Task brief = Repeat the entire listing exactly.
╭──
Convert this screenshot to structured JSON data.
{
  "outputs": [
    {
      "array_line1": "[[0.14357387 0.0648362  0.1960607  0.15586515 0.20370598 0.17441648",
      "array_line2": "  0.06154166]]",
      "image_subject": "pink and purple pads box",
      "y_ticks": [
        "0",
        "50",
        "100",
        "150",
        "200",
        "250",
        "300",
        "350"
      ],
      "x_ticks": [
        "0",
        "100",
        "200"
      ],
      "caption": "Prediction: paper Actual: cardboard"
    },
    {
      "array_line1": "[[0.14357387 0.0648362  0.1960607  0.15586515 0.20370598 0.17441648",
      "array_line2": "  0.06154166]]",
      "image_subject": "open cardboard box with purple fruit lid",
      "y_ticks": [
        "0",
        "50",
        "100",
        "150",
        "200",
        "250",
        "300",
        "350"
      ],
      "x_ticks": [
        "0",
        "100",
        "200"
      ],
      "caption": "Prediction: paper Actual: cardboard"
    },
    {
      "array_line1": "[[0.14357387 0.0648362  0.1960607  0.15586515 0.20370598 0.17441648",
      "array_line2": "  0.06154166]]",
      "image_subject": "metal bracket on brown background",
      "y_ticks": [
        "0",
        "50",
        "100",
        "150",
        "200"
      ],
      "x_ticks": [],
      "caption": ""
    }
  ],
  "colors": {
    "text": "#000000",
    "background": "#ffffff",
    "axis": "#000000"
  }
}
╰──
Result of this exercise =
Convert this screenshot to structured JSON data.
{
  "outputs": [
    {
      "array_line1": "[[0.14357387 0.0648362  0.1960607  0.15586515 0.20370598 0.17441648",
      "array_line2": "  0.06154166]]",
      "image_subject": "pink and purple pads box",
      "y_ticks": [
        "0",
        "50",
        "100",
        "150",
        "200",
        "250",
        "300",
        "350"
      ],
      "x_ticks": [
        "0",
        "100",
        "200"
      ],
      "caption": "Prediction: paper Actual: cardboard"
    },
    {
      "array_line1": "[[0.14357387 0.0648362  0.1960607  0.15586515 0.20370598 0.17441648",
      "array_line2": "  0.06154166]]",
      "image_subject": "open cardboard box with purple fruit lid",
      "y_ticks": [
        "0",
        "50",
        "100",
        "150",
        "200",
        "250",
        "300",
        "350"
      ],
      "x_ticks": [
        "0",
        "100",
        "200"
      ],
      "caption": "Prediction: paper Actual: cardboard"
    },
    {
      "array_line1": "[[0.14357387 0.0648362  0.1960607  0.15586515 0.20370598 0.17441648",
      "array_line2": "  0.06154166]]",
      "image_subject": "metal bracket on brown background",
      "y_ticks": [
        "0",
        "50",
        "100",
        "150",
        "200"
      ],
      "x_ticks": [],
      "caption": ""
    }
  ],
  "colors": {
    "text": "#000000",
    "background": "#ffffff",
    "axis": "#000000"
  }
}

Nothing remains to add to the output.